* Exercise aim: Write out the material again word for word, dropping any images it holds.

# # #

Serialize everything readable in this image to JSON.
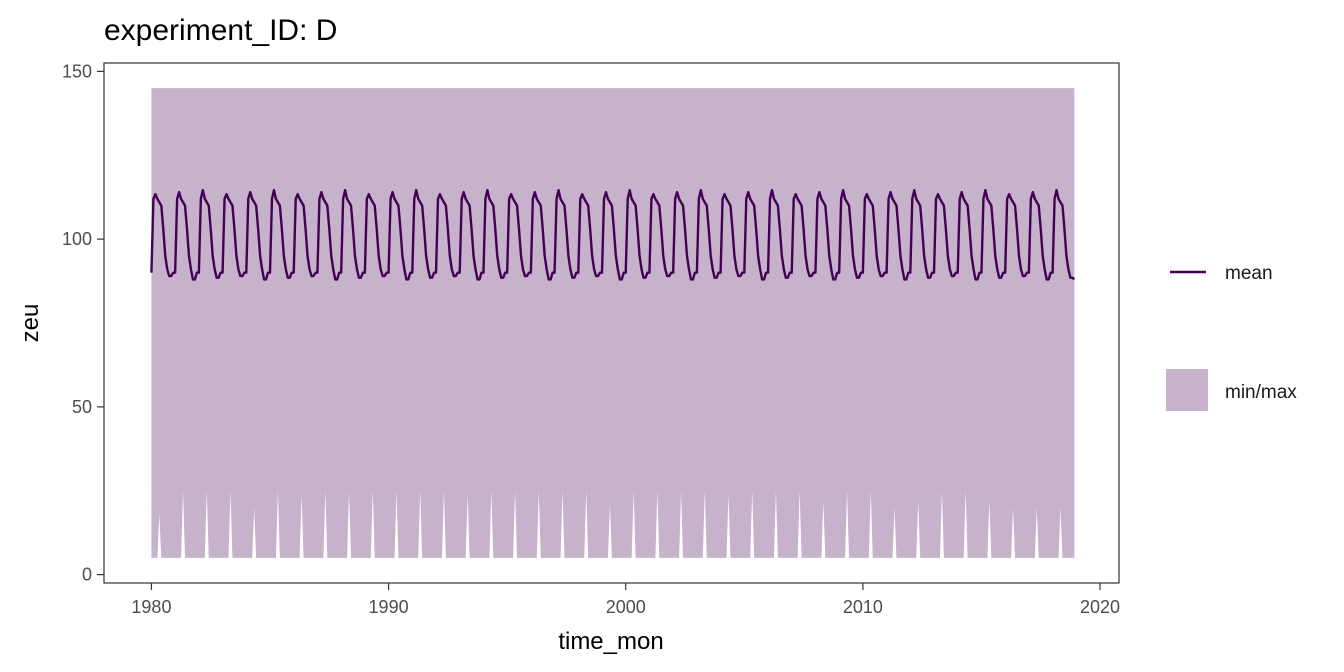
{
  "chart_data": {
    "type": "line",
    "title": "experiment_ID: D",
    "xlabel": "time_mon",
    "ylabel": "zeu",
    "xlim": [
      1978.0,
      2020.8
    ],
    "ylim": [
      -2.5,
      152.5
    ],
    "x_ticks": [
      1980,
      1990,
      2000,
      2010,
      2020
    ],
    "y_ticks": [
      0,
      50,
      100,
      150
    ],
    "x_tick_labels": [
      "1980",
      "1990",
      "2000",
      "2010",
      "2020"
    ],
    "y_tick_labels": [
      "0",
      "50",
      "100",
      "150"
    ],
    "x_start": 1980.0,
    "n_months": 468,
    "grid": false,
    "legend_position": "right",
    "series": [
      {
        "name": "mean",
        "kind": "line",
        "color": "#440154",
        "seasonal_profile": [
          90,
          112,
          114,
          112,
          111,
          110,
          103,
          95,
          91,
          89,
          89,
          90
        ],
        "first_value": 90,
        "last_value": 88
      },
      {
        "name": "min/max",
        "kind": "ribbon",
        "color": "#c6b2cb",
        "max_value": 145,
        "min_baseline": 5,
        "min_peaks": [
          18,
          25,
          25,
          25,
          20,
          25,
          24,
          25,
          25,
          25,
          25,
          25,
          25,
          24,
          25,
          25,
          25,
          25,
          25,
          21,
          25,
          25,
          25,
          25,
          24,
          25,
          25,
          25,
          22,
          25,
          25,
          20,
          22,
          25,
          25,
          22,
          20,
          20,
          20
        ],
        "min_peak_month": 4
      }
    ]
  }
}
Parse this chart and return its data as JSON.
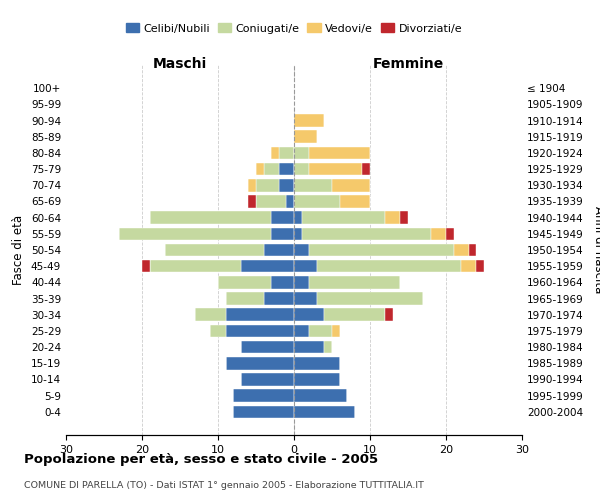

# # #

* Correct result:
Serialize everything readable in this image to JSON.
{
  "chart_data": {
    "type": "line",
    "title": "experiment_ID: D",
    "xlabel": "time_mon",
    "ylabel": "zeu",
    "xlim": [
      1978.0,
      2020.8
    ],
    "ylim": [
      -2.5,
      152.5
    ],
    "x_ticks": [
      1980,
      1990,
      2000,
      2010,
      2020
    ],
    "y_ticks": [
      0,
      50,
      100,
      150
    ],
    "x_tick_labels": [
      "1980",
      "1990",
      "2000",
      "2010",
      "2020"
    ],
    "y_tick_labels": [
      "0",
      "50",
      "100",
      "150"
    ],
    "x_start": 1980.0,
    "n_months": 468,
    "grid": false,
    "legend_position": "right",
    "series": [
      {
        "name": "mean",
        "kind": "line",
        "color": "#440154",
        "seasonal_profile": [
          90,
          112,
          114,
          112,
          111,
          110,
          103,
          95,
          91,
          89,
          89,
          90
        ],
        "first_value": 90,
        "last_value": 88
      },
      {
        "name": "min/max",
        "kind": "ribbon",
        "color": "#c6b2cb",
        "max_value": 145,
        "min_baseline": 5,
        "min_peaks": [
          18,
          25,
          25,
          25,
          20,
          25,
          24,
          25,
          25,
          25,
          25,
          25,
          25,
          24,
          25,
          25,
          25,
          25,
          25,
          21,
          25,
          25,
          25,
          25,
          24,
          25,
          25,
          25,
          22,
          25,
          25,
          20,
          22,
          25,
          25,
          22,
          20,
          20,
          20
        ],
        "min_peak_month": 4
      }
    ]
  }
}
Parse this chart and return its data as JSON.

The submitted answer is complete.